RAW DATA →
-*-

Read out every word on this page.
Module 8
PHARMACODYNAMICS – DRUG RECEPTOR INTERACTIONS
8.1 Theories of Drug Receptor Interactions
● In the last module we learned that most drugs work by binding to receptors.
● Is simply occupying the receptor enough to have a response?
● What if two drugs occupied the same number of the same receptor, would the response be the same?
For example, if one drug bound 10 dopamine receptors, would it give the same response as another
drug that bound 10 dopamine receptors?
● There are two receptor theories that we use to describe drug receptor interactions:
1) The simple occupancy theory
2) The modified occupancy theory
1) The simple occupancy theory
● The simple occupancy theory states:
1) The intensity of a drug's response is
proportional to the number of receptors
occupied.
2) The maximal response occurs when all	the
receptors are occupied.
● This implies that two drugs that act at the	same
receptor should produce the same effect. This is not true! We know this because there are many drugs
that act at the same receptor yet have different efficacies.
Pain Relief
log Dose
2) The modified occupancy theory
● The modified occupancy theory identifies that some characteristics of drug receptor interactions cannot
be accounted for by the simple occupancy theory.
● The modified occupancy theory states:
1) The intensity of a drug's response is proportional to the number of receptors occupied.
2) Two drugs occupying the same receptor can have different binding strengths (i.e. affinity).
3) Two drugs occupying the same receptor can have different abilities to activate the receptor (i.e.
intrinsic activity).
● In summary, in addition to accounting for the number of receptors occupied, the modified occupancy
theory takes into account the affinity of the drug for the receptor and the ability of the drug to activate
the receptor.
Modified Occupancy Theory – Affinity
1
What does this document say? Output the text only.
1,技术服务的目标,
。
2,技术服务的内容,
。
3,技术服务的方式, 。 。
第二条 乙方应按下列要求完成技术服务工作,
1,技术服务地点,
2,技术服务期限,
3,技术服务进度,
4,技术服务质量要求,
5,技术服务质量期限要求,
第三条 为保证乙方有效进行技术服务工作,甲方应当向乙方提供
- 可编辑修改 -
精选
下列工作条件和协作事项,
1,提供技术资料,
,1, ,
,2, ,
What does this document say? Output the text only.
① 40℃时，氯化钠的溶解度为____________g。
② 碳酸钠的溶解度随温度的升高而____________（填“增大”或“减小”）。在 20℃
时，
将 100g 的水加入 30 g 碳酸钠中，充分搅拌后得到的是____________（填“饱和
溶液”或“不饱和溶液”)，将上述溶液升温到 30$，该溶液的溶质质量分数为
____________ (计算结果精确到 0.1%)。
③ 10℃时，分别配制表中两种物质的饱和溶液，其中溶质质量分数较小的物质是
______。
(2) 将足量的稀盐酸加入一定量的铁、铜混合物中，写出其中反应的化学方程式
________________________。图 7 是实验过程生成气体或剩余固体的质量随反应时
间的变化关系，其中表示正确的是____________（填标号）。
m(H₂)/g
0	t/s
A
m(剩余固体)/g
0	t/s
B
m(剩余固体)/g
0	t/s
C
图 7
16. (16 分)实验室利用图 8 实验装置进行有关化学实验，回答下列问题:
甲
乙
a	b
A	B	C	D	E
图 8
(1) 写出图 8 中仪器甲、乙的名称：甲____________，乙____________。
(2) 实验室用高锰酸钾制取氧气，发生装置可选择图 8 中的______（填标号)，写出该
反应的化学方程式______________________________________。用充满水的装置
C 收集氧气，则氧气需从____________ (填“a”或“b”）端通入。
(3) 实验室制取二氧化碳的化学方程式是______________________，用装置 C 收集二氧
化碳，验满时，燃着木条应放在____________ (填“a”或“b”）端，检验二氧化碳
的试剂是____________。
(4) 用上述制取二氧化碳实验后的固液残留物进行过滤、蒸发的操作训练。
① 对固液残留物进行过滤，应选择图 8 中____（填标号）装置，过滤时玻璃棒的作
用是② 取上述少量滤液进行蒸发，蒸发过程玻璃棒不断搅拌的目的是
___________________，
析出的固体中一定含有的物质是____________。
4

-*-

Pull every line containing "states" out of the records.

● The simple occupancy theory states:
● The modified occupancy theory states:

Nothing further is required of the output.